## What needs to be done
Begin at the line that holds "Extract the structured" and copy each line exactly until the data below ends, including that last line but no pictures.

--- begin The data ---

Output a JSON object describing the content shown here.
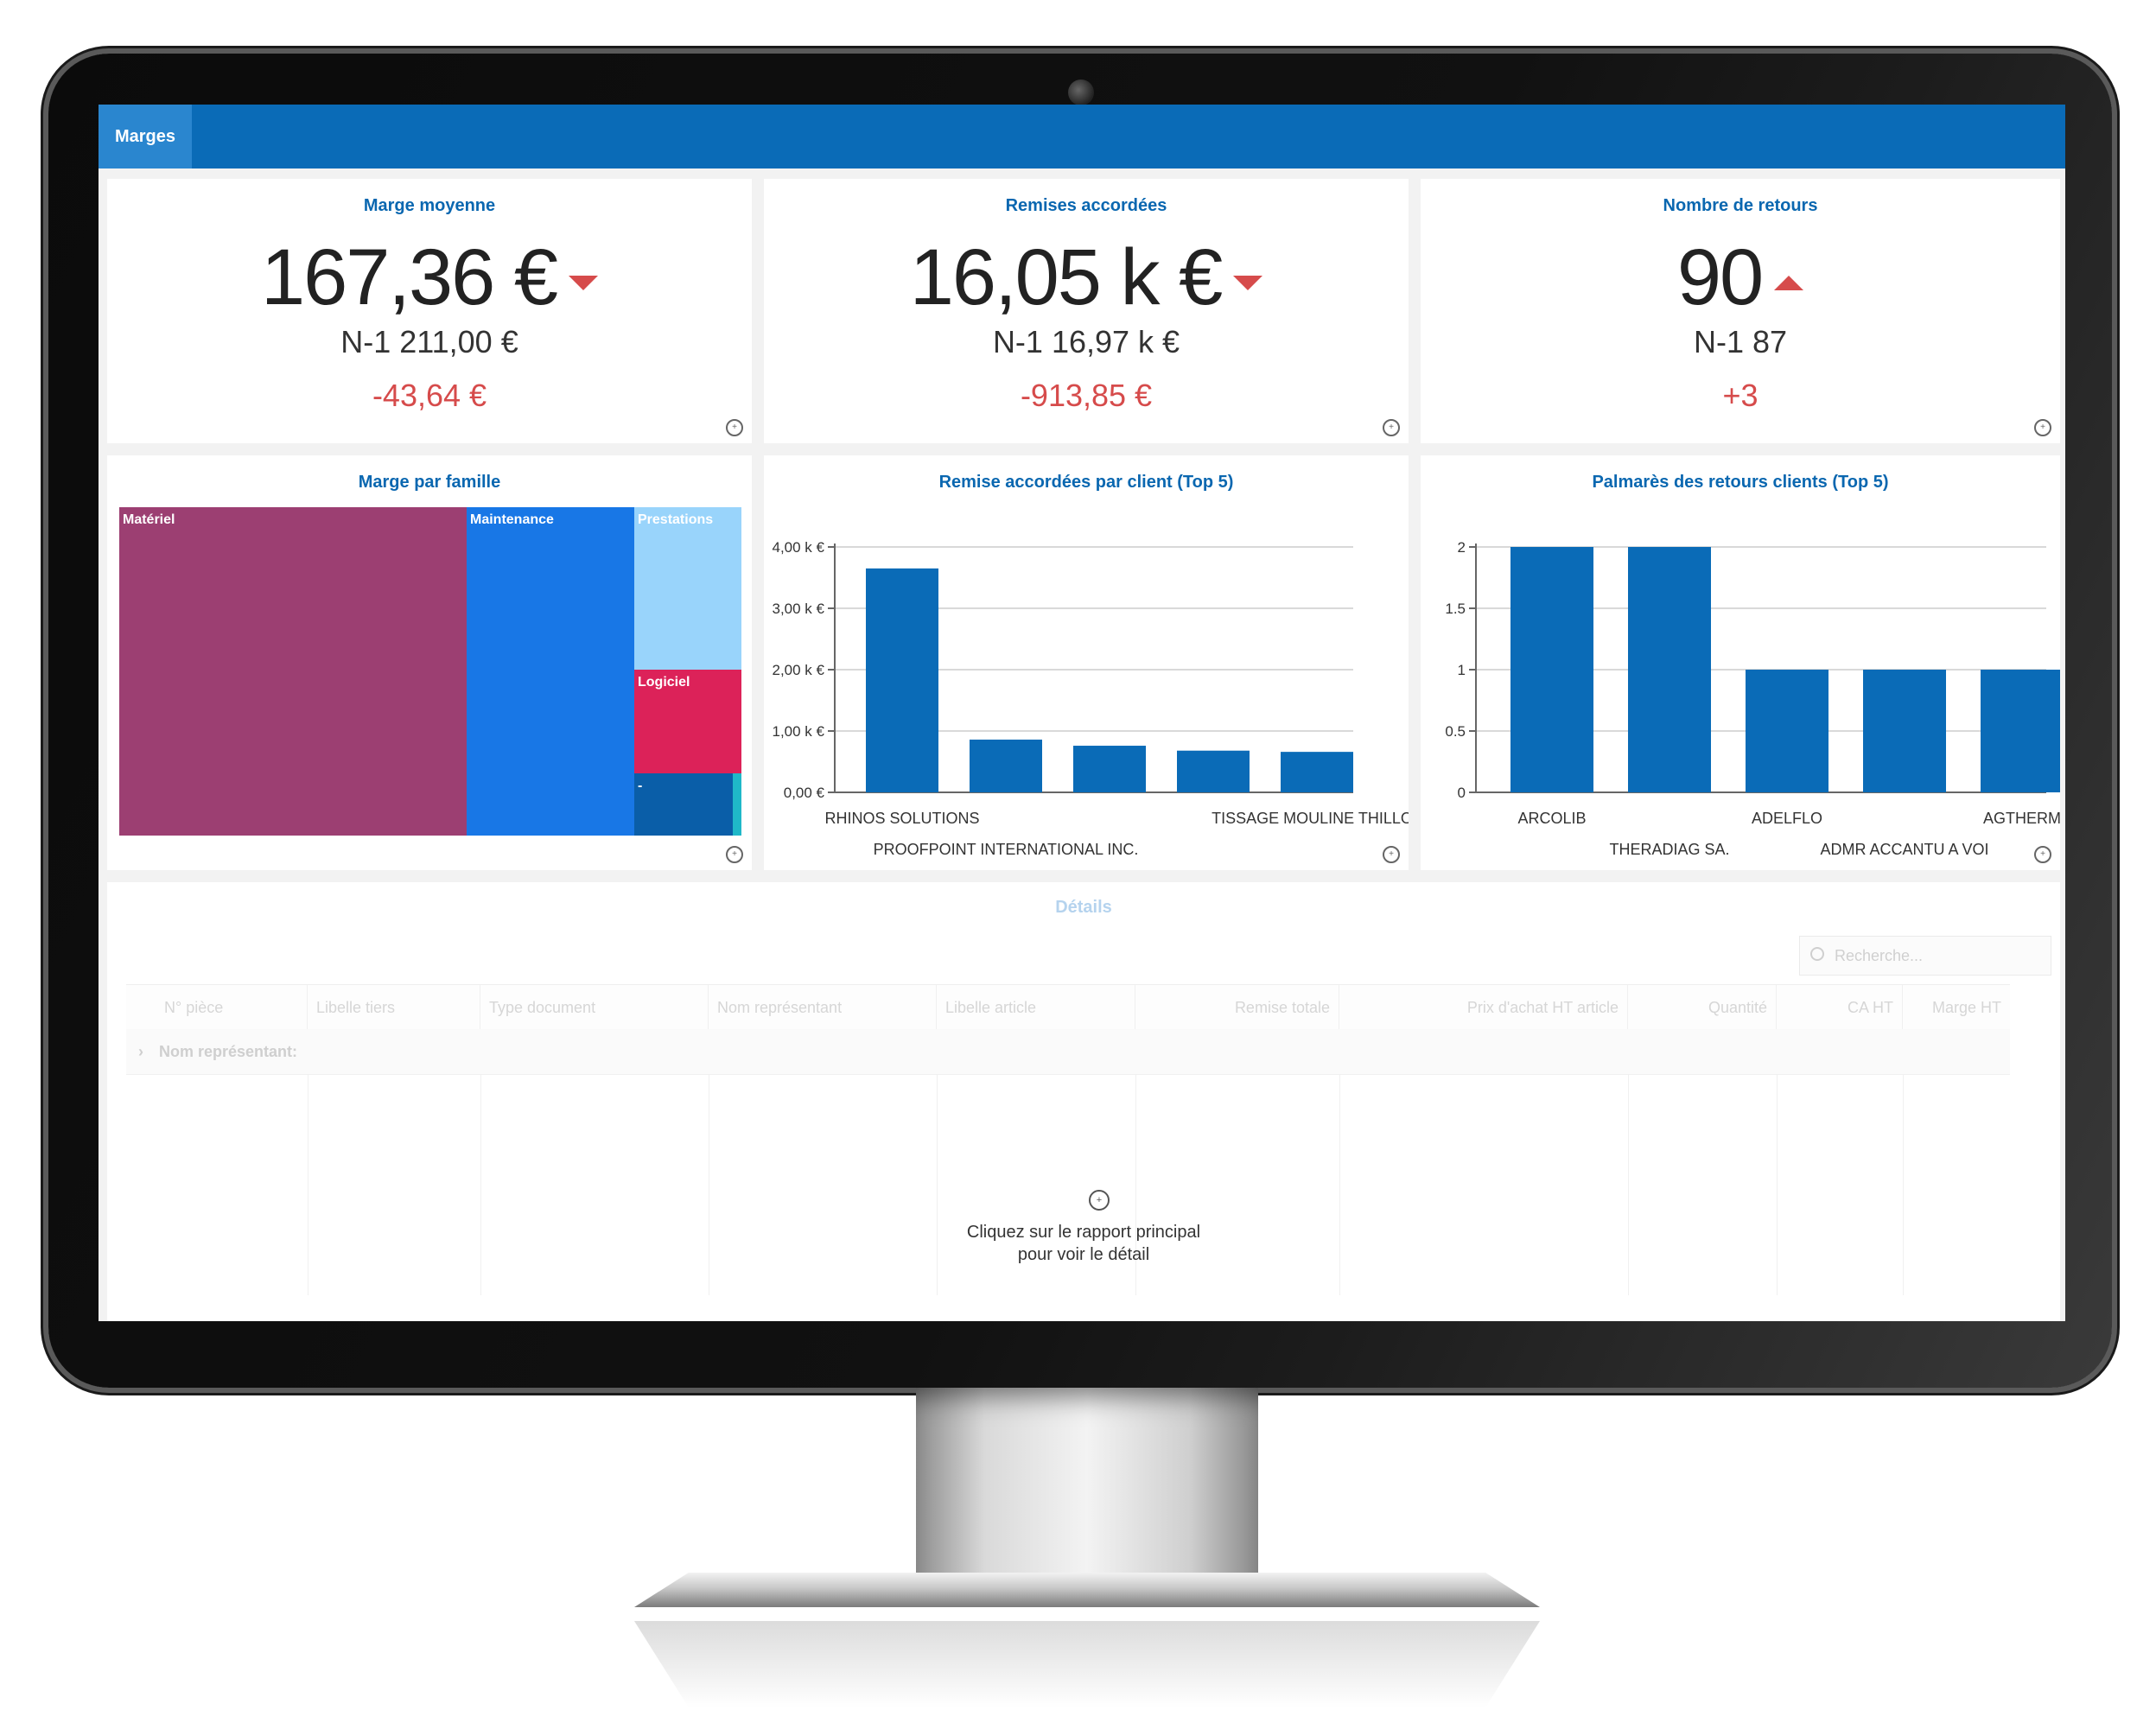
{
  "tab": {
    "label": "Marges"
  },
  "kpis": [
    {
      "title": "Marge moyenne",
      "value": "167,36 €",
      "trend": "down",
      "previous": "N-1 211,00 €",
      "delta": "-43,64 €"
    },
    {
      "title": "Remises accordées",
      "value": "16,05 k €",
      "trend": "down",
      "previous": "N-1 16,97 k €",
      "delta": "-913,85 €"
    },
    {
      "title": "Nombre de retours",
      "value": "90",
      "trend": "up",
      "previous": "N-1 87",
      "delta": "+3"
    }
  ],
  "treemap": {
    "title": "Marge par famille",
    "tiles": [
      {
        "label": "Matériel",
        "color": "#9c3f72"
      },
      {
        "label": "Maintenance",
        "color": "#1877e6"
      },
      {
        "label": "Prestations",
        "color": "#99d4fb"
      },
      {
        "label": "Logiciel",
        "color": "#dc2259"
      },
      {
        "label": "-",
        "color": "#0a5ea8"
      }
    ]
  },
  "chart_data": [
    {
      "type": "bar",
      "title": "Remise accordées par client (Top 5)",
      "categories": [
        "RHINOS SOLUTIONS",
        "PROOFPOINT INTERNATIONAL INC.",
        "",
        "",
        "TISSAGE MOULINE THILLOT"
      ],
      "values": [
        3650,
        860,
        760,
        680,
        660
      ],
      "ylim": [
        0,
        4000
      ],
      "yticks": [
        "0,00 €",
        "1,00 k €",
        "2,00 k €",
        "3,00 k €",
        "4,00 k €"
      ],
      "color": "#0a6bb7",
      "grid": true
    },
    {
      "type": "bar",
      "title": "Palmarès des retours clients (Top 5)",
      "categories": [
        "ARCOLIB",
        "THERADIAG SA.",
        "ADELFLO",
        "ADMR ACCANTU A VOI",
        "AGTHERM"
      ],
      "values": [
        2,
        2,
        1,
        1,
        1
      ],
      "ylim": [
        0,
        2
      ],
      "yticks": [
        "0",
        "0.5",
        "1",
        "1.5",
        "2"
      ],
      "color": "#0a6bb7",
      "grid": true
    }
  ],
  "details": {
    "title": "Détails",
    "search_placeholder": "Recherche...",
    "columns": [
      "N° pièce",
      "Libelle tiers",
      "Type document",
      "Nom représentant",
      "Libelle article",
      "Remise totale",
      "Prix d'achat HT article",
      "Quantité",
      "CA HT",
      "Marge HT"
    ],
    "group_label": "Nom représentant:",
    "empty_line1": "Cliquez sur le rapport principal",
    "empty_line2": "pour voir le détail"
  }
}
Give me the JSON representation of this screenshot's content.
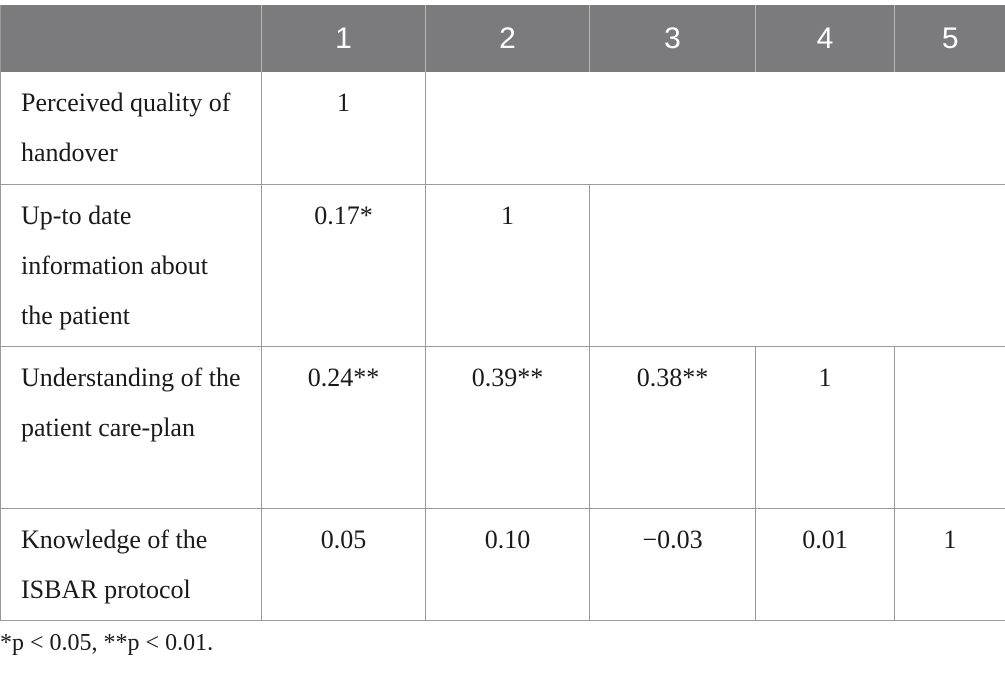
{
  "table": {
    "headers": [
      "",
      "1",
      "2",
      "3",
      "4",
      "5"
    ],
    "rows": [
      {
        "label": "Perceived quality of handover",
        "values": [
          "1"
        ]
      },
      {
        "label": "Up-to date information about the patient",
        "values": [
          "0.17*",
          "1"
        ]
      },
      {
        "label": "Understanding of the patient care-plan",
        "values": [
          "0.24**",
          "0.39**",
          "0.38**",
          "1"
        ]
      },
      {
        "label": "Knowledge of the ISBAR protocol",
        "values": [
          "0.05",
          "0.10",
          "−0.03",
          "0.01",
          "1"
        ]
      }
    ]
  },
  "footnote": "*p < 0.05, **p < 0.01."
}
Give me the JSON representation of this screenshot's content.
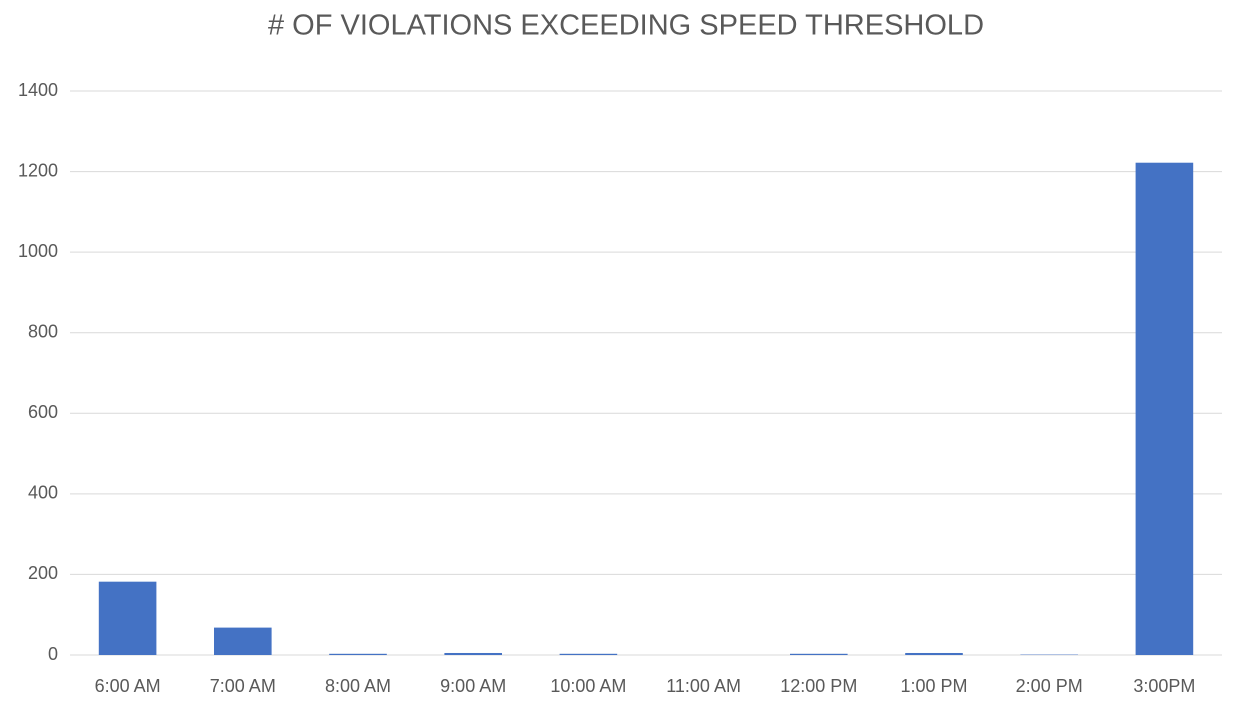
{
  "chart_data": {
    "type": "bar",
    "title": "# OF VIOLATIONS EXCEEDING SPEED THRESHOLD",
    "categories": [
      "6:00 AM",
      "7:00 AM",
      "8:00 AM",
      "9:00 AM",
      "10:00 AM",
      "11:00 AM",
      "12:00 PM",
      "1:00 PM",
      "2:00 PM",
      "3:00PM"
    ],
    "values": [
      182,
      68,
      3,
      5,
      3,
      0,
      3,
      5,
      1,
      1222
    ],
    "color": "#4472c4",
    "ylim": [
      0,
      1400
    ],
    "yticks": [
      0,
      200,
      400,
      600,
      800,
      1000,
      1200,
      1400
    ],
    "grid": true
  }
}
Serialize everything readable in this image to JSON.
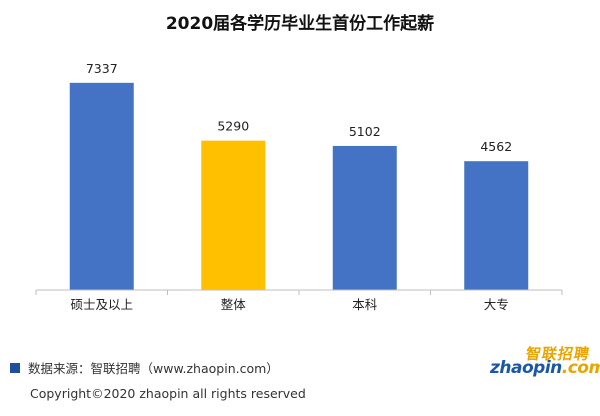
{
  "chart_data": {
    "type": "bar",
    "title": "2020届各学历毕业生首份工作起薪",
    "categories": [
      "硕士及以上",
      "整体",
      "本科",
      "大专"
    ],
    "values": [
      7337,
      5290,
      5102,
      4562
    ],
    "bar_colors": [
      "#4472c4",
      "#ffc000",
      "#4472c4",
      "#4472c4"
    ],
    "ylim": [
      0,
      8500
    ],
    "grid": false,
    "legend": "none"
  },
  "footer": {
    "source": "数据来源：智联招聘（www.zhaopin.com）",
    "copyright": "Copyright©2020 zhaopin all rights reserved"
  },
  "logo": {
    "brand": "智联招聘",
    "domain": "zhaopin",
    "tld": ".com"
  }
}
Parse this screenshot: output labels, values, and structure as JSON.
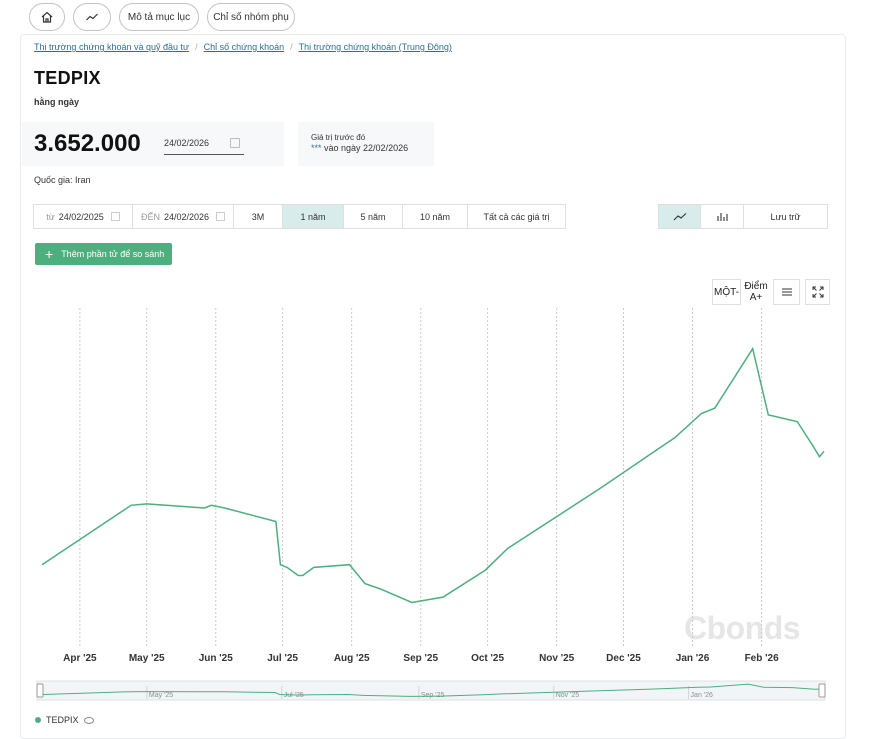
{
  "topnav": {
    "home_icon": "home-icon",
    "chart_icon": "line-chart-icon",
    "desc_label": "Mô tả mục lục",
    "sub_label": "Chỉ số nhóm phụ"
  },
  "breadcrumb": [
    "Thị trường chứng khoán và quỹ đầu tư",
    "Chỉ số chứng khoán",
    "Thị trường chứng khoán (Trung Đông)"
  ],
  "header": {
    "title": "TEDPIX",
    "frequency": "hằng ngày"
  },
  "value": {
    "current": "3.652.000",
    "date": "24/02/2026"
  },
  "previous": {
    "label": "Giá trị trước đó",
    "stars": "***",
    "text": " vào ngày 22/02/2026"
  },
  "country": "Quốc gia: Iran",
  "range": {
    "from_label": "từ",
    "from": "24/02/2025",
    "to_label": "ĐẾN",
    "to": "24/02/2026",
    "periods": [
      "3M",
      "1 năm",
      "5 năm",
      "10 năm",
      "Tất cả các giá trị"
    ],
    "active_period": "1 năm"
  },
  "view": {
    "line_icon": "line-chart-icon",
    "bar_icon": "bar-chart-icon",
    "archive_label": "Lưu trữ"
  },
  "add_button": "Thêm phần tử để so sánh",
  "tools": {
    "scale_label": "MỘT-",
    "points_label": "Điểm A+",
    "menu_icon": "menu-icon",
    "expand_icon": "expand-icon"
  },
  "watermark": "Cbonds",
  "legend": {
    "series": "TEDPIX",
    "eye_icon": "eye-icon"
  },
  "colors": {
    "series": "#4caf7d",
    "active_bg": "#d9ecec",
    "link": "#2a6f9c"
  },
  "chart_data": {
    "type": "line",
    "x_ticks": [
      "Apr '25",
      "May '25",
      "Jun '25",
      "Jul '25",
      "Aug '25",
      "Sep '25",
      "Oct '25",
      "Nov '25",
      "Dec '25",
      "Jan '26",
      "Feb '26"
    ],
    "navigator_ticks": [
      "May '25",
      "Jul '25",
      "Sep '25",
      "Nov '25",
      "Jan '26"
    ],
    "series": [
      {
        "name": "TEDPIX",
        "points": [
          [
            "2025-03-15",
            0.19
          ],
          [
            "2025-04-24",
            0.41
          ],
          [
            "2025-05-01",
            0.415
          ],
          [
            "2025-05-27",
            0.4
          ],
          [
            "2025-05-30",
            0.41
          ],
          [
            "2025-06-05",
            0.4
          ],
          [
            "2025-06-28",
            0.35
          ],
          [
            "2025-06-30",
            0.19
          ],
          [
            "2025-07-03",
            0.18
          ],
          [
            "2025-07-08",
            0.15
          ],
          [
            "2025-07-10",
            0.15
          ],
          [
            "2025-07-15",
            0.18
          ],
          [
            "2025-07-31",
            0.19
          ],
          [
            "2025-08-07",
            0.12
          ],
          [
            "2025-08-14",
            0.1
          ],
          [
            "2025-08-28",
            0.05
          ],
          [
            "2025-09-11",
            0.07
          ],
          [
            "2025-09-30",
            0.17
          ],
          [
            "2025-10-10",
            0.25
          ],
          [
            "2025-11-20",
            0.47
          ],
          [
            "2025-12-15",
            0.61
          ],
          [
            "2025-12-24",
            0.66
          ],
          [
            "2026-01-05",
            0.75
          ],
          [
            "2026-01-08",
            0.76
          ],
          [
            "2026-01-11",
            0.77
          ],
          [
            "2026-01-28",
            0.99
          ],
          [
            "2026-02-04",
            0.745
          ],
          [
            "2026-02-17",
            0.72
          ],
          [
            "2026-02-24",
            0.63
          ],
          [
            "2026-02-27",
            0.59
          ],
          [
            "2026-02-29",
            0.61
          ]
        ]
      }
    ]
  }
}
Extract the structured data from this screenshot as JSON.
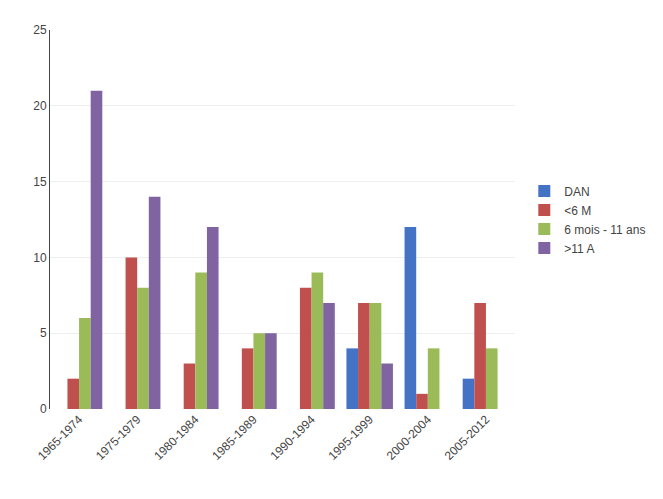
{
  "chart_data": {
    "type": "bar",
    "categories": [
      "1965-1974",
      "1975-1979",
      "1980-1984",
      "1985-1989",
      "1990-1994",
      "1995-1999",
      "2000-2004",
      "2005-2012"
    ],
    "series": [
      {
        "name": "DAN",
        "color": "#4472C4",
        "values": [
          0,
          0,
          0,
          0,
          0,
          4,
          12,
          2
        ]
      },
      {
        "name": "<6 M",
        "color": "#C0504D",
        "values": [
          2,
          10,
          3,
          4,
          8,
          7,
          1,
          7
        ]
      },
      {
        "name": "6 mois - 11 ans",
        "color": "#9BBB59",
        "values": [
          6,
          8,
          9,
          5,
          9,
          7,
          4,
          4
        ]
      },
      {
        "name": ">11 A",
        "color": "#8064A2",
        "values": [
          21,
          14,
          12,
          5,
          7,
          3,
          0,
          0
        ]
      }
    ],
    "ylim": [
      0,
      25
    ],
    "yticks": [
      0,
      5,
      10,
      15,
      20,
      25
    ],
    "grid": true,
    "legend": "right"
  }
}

--- end The data ---

## Solution to the exercise
Extract the structured data from this screenshot as JSON.
{
  "chart_data": {
    "type": "bar",
    "categories": [
      "1965-1974",
      "1975-1979",
      "1980-1984",
      "1985-1989",
      "1990-1994",
      "1995-1999",
      "2000-2004",
      "2005-2012"
    ],
    "series": [
      {
        "name": "DAN",
        "color": "#4472C4",
        "values": [
          0,
          0,
          0,
          0,
          0,
          4,
          12,
          2
        ]
      },
      {
        "name": "<6 M",
        "color": "#C0504D",
        "values": [
          2,
          10,
          3,
          4,
          8,
          7,
          1,
          7
        ]
      },
      {
        "name": "6 mois - 11 ans",
        "color": "#9BBB59",
        "values": [
          6,
          8,
          9,
          5,
          9,
          7,
          4,
          4
        ]
      },
      {
        "name": ">11 A",
        "color": "#8064A2",
        "values": [
          21,
          14,
          12,
          5,
          7,
          3,
          0,
          0
        ]
      }
    ],
    "ylim": [
      0,
      25
    ],
    "yticks": [
      0,
      5,
      10,
      15,
      20,
      25
    ],
    "grid": true,
    "legend": "right"
  }
}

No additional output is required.